▶ [Directive] Please output the lines shown below exactly as they appear.

▶ [Records supplied]
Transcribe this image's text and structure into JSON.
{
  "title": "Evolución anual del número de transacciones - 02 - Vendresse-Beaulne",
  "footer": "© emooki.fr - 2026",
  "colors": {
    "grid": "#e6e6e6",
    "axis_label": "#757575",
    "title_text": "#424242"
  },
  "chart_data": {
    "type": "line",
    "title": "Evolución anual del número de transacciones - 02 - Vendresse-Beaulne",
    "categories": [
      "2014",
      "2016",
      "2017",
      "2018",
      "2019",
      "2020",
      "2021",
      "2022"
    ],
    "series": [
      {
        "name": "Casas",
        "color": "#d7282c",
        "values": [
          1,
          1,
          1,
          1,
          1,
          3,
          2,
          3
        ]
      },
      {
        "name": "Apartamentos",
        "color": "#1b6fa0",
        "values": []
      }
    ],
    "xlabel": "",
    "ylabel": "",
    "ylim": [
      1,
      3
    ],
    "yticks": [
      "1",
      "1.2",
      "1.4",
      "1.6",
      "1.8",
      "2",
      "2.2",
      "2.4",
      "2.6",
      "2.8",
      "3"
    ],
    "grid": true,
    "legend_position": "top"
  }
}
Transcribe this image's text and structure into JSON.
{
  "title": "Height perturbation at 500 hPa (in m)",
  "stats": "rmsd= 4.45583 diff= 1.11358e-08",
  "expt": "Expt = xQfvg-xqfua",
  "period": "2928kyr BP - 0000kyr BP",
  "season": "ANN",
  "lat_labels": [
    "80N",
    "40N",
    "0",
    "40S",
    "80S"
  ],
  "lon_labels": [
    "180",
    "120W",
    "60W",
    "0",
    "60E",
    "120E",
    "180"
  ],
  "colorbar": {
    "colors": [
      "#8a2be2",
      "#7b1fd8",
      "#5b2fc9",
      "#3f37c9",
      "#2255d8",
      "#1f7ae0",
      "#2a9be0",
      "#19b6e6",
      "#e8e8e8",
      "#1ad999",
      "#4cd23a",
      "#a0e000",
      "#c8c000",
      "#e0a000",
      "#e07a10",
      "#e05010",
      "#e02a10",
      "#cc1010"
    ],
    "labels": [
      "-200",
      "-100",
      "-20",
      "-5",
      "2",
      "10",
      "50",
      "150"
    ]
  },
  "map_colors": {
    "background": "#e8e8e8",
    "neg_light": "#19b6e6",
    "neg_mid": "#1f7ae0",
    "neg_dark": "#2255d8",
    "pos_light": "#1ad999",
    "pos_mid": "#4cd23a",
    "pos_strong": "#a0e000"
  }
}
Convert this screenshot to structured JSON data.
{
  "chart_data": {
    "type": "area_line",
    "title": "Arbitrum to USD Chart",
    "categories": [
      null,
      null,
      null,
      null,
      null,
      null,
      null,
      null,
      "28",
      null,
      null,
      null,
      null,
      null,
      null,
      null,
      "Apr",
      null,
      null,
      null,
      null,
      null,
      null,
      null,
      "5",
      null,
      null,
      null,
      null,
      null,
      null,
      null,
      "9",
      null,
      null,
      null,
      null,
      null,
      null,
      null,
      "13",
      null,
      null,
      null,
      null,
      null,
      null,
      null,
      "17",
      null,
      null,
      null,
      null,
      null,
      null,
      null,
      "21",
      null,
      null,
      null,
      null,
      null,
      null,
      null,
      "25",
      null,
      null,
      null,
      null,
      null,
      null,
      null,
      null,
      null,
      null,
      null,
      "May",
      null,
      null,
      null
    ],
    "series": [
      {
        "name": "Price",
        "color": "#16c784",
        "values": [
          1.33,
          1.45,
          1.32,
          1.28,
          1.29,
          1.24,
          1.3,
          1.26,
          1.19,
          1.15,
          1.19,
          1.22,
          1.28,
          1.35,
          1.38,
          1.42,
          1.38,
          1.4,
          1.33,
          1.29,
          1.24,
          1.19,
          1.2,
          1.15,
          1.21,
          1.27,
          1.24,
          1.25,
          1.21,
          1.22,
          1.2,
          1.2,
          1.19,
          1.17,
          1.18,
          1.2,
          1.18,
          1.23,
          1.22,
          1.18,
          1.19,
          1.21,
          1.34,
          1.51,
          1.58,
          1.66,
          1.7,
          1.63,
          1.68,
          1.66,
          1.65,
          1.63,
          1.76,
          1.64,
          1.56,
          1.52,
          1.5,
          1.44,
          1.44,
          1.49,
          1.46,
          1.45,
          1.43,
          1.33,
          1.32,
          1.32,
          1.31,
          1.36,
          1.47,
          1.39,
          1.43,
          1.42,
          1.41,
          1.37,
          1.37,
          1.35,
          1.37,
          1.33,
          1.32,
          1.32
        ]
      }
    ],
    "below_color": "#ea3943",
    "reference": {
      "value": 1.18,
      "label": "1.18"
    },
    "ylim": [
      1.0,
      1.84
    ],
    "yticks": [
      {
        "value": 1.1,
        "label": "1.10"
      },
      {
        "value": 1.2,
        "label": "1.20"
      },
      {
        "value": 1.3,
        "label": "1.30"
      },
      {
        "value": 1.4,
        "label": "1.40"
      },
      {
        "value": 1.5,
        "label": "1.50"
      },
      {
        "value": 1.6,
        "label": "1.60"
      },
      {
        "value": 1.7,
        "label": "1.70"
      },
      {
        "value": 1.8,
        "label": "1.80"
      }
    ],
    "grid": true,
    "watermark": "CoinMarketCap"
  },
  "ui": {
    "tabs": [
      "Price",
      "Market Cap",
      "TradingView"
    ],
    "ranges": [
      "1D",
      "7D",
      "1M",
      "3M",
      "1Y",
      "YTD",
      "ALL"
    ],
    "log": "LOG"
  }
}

▶ [Complete output]
Transcribe this image's text and structure into JSON.
{
  "title": "Evolución anual del número de transacciones - 02 - Vendresse-Beaulne",
  "footer": "© emooki.fr - 2026",
  "colors": {
    "grid": "#e6e6e6",
    "axis_label": "#757575",
    "title_text": "#424242"
  },
  "chart_data": {
    "type": "line",
    "title": "Evolución anual del número de transacciones - 02 - Vendresse-Beaulne",
    "categories": [
      "2014",
      "2016",
      "2017",
      "2018",
      "2019",
      "2020",
      "2021",
      "2022"
    ],
    "series": [
      {
        "name": "Casas",
        "color": "#d7282c",
        "values": [
          1,
          1,
          1,
          1,
          1,
          3,
          2,
          3
        ]
      },
      {
        "name": "Apartamentos",
        "color": "#1b6fa0",
        "values": []
      }
    ],
    "xlabel": "",
    "ylabel": "",
    "ylim": [
      1,
      3
    ],
    "yticks": [
      "1",
      "1.2",
      "1.4",
      "1.6",
      "1.8",
      "2",
      "2.2",
      "2.4",
      "2.6",
      "2.8",
      "3"
    ],
    "grid": true,
    "legend_position": "top"
  }
}
Transcribe this image's text and structure into JSON.
{
  "title": "Height perturbation at 500 hPa (in m)",
  "stats": "rmsd= 4.45583 diff= 1.11358e-08",
  "expt": "Expt = xQfvg-xqfua",
  "period": "2928kyr BP - 0000kyr BP",
  "season": "ANN",
  "lat_labels": [
    "80N",
    "40N",
    "0",
    "40S",
    "80S"
  ],
  "lon_labels": [
    "180",
    "120W",
    "60W",
    "0",
    "60E",
    "120E",
    "180"
  ],
  "colorbar": {
    "colors": [
      "#8a2be2",
      "#7b1fd8",
      "#5b2fc9",
      "#3f37c9",
      "#2255d8",
      "#1f7ae0",
      "#2a9be0",
      "#19b6e6",
      "#e8e8e8",
      "#1ad999",
      "#4cd23a",
      "#a0e000",
      "#c8c000",
      "#e0a000",
      "#e07a10",
      "#e05010",
      "#e02a10",
      "#cc1010"
    ],
    "labels": [
      "-200",
      "-100",
      "-20",
      "-5",
      "2",
      "10",
      "50",
      "150"
    ]
  },
  "map_colors": {
    "background": "#e8e8e8",
    "neg_light": "#19b6e6",
    "neg_mid": "#1f7ae0",
    "neg_dark": "#2255d8",
    "pos_light": "#1ad999",
    "pos_mid": "#4cd23a",
    "pos_strong": "#a0e000"
  }
}
Convert this screenshot to structured JSON data.
{
  "chart_data": {
    "type": "area_line",
    "title": "Arbitrum to USD Chart",
    "categories": [
      null,
      null,
      null,
      null,
      null,
      null,
      null,
      null,
      "28",
      null,
      null,
      null,
      null,
      null,
      null,
      null,
      "Apr",
      null,
      null,
      null,
      null,
      null,
      null,
      null,
      "5",
      null,
      null,
      null,
      null,
      null,
      null,
      null,
      "9",
      null,
      null,
      null,
      null,
      null,
      null,
      null,
      "13",
      null,
      null,
      null,
      null,
      null,
      null,
      null,
      "17",
      null,
      null,
      null,
      null,
      null,
      null,
      null,
      "21",
      null,
      null,
      null,
      null,
      null,
      null,
      null,
      "25",
      null,
      null,
      null,
      null,
      null,
      null,
      null,
      null,
      null,
      null,
      null,
      "May",
      null,
      null,
      null
    ],
    "series": [
      {
        "name": "Price",
        "color": "#16c784",
        "values": [
          1.33,
          1.45,
          1.32,
          1.28,
          1.29,
          1.24,
          1.3,
          1.26,
          1.19,
          1.15,
          1.19,
          1.22,
          1.28,
          1.35,
          1.38,
          1.42,
          1.38,
          1.4,
          1.33,
          1.29,
          1.24,
          1.19,
          1.2,
          1.15,
          1.21,
          1.27,
          1.24,
          1.25,
          1.21,
          1.22,
          1.2,
          1.2,
          1.19,
          1.17,
          1.18,
          1.2,
          1.18,
          1.23,
          1.22,
          1.18,
          1.19,
          1.21,
          1.34,
          1.51,
          1.58,
          1.66,
          1.7,
          1.63,
          1.68,
          1.66,
          1.65,
          1.63,
          1.76,
          1.64,
          1.56,
          1.52,
          1.5,
          1.44,
          1.44,
          1.49,
          1.46,
          1.45,
          1.43,
          1.33,
          1.32,
          1.32,
          1.31,
          1.36,
          1.47,
          1.39,
          1.43,
          1.42,
          1.41,
          1.37,
          1.37,
          1.35,
          1.37,
          1.33,
          1.32,
          1.32
        ]
      }
    ],
    "below_color": "#ea3943",
    "reference": {
      "value": 1.18,
      "label": "1.18"
    },
    "ylim": [
      1.0,
      1.84
    ],
    "yticks": [
      {
        "value": 1.1,
        "label": "1.10"
      },
      {
        "value": 1.2,
        "label": "1.20"
      },
      {
        "value": 1.3,
        "label": "1.30"
      },
      {
        "value": 1.4,
        "label": "1.40"
      },
      {
        "value": 1.5,
        "label": "1.50"
      },
      {
        "value": 1.6,
        "label": "1.60"
      },
      {
        "value": 1.7,
        "label": "1.70"
      },
      {
        "value": 1.8,
        "label": "1.80"
      }
    ],
    "grid": true,
    "watermark": "CoinMarketCap"
  },
  "ui": {
    "tabs": [
      "Price",
      "Market Cap",
      "TradingView"
    ],
    "ranges": [
      "1D",
      "7D",
      "1M",
      "3M",
      "1Y",
      "YTD",
      "ALL"
    ],
    "log": "LOG"
  }
}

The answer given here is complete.